**Opdracht:**
Zeg bij elke bewering of die klopt met de rechterlijke uitspraak. Antwoord met ja of nee en citeer letterlijk de woorden uit de uitspraak die de doorslag geven.
1. De rechtbank verklaart het beroep ongegrond.
2. Belanghebbende krijgt het griffierecht terug.
3. De uitspraak is gedaan op 29 juli 2024.

Verder heeft belanghebbende aangevoerd dat het geldbedrag verbeurd is verklaard en dat de aanslag daarom te hoog is. Nu verbeurdverklaring is uitgesloten van aftrek, heeft belanghebbende reeds daarom niet doen blijken dat de aanslag te hoog is vastgesteld.
4.12.
Ook met wat belanghebbende overigens heeft aangevoerd, heeft hij naar het oordeel van de rechtbank niet doen blijken dat de belastingaanslag op een te hoog bedrag is vastgesteld.
4.13.
De rechtbank komt tot de conclusie dat de aanslag IB/PVV over het jaar 2018 niet tot een te hoog bedrag is vastgesteld door de inspecteur. Het beroep is in zoverre ongegrond.

Conclusie en gevolgen

Het beroep is ongegrond. Dat betekent dat de aanslag in stand blijft. Belanghebbende krijgt daarom het griffierecht niet terug. Hij krijgt ook geen vergoeding van zijn proceskosten.

Beslissing

De rechtbank verklaart het beroep ongegrond.
Deze uitspraak is gedaan door mr. V.A. Burgers, rechter, in aanwezigheid van mr. R.J.M. de Fouw, griffier, op 29 juli 2024 en openbaar gemaakt door middel van geanonimiseerde publicatie op www. rechtspraak.nl.

**Vastgelegde gegevens:**
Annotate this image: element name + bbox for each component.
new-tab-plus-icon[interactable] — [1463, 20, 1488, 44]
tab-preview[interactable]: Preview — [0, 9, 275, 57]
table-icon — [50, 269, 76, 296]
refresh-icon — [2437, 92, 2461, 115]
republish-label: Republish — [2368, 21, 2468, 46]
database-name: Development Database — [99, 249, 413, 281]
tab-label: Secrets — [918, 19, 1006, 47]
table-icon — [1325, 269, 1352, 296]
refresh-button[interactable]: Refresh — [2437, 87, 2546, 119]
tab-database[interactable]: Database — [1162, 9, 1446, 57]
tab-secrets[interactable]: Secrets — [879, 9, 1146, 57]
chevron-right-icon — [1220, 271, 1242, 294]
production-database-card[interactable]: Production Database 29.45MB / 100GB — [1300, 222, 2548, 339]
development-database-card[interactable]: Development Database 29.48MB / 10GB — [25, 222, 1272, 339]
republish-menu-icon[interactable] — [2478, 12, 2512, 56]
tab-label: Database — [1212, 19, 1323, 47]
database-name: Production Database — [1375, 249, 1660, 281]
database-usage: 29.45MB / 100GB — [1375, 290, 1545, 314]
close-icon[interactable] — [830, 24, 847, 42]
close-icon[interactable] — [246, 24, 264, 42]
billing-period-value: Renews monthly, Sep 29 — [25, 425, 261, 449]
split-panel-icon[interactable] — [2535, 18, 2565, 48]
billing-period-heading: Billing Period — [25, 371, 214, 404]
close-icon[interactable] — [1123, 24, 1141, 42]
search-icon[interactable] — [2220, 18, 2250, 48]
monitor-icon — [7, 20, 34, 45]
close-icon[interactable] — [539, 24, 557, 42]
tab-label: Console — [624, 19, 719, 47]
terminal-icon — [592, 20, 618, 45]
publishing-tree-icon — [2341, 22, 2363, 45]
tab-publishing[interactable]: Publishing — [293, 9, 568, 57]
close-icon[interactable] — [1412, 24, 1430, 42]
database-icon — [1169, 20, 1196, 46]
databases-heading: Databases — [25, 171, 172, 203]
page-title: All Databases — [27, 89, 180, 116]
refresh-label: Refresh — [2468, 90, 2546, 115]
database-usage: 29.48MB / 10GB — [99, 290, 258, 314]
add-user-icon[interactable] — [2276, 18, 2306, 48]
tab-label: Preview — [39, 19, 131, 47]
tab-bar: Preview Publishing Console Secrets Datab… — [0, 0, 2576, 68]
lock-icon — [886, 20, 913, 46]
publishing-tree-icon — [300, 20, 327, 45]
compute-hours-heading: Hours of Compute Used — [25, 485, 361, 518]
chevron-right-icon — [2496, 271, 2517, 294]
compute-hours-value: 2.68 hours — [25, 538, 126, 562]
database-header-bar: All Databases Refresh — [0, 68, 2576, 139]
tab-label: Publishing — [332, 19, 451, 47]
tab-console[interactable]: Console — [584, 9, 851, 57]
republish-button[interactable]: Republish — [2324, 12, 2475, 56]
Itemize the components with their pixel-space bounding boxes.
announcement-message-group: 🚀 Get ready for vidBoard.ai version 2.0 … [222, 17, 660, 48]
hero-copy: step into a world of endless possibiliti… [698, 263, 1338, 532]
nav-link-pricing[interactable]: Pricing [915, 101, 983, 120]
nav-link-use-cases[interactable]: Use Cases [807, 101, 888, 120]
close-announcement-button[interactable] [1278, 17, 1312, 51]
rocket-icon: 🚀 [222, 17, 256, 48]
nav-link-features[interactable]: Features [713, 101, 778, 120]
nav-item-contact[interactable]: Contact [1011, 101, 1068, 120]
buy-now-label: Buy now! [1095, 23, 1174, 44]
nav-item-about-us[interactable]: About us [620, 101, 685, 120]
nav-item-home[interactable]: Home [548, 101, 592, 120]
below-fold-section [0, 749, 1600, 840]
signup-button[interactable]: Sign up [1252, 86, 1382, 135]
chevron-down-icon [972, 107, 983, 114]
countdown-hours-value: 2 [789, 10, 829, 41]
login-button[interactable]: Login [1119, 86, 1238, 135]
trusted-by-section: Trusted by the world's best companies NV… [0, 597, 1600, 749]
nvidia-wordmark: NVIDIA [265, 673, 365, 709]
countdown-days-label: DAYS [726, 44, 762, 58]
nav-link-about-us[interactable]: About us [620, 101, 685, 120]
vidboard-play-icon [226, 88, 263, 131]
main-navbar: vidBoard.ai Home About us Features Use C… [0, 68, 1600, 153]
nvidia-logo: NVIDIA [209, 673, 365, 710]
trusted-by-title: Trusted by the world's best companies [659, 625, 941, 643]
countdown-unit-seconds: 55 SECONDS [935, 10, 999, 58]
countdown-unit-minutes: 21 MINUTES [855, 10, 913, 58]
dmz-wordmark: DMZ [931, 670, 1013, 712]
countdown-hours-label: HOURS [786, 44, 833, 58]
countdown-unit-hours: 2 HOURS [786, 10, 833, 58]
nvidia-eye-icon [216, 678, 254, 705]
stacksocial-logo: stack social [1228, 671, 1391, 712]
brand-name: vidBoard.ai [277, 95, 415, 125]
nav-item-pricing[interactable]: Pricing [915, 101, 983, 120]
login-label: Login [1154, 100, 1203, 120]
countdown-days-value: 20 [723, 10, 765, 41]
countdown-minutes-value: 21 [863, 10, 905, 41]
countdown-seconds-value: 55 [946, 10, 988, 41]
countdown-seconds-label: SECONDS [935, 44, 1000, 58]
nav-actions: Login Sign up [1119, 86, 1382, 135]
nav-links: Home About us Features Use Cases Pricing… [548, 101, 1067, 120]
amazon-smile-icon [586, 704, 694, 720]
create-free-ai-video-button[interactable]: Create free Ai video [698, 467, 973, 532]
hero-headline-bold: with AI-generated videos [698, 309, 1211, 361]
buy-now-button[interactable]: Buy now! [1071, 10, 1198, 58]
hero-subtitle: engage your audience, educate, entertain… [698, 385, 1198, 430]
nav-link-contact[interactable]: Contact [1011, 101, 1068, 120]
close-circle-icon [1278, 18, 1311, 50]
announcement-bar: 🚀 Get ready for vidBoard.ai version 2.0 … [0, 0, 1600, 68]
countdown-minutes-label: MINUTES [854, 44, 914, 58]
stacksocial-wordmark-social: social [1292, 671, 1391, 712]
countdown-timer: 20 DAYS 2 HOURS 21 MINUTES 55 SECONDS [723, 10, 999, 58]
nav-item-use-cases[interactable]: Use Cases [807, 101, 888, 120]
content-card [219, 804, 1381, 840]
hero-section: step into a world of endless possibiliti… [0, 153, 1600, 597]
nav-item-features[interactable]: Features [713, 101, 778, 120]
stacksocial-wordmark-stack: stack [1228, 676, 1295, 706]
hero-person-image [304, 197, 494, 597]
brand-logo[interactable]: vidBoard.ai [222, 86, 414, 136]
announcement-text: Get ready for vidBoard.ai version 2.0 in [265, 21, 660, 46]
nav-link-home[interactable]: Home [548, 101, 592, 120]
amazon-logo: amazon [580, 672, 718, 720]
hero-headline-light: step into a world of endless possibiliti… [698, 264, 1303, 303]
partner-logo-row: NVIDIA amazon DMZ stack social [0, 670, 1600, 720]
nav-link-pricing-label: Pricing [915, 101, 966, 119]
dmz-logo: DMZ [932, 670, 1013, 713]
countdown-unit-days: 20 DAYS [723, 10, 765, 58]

**Oplossing:**
1. Ja: "De rechtbank verklaart het beroep ongegrond."
2. Nee: "Belanghebbende krijgt daarom het griffierecht niet terug."
3. Ja: "op 29 juli 2024"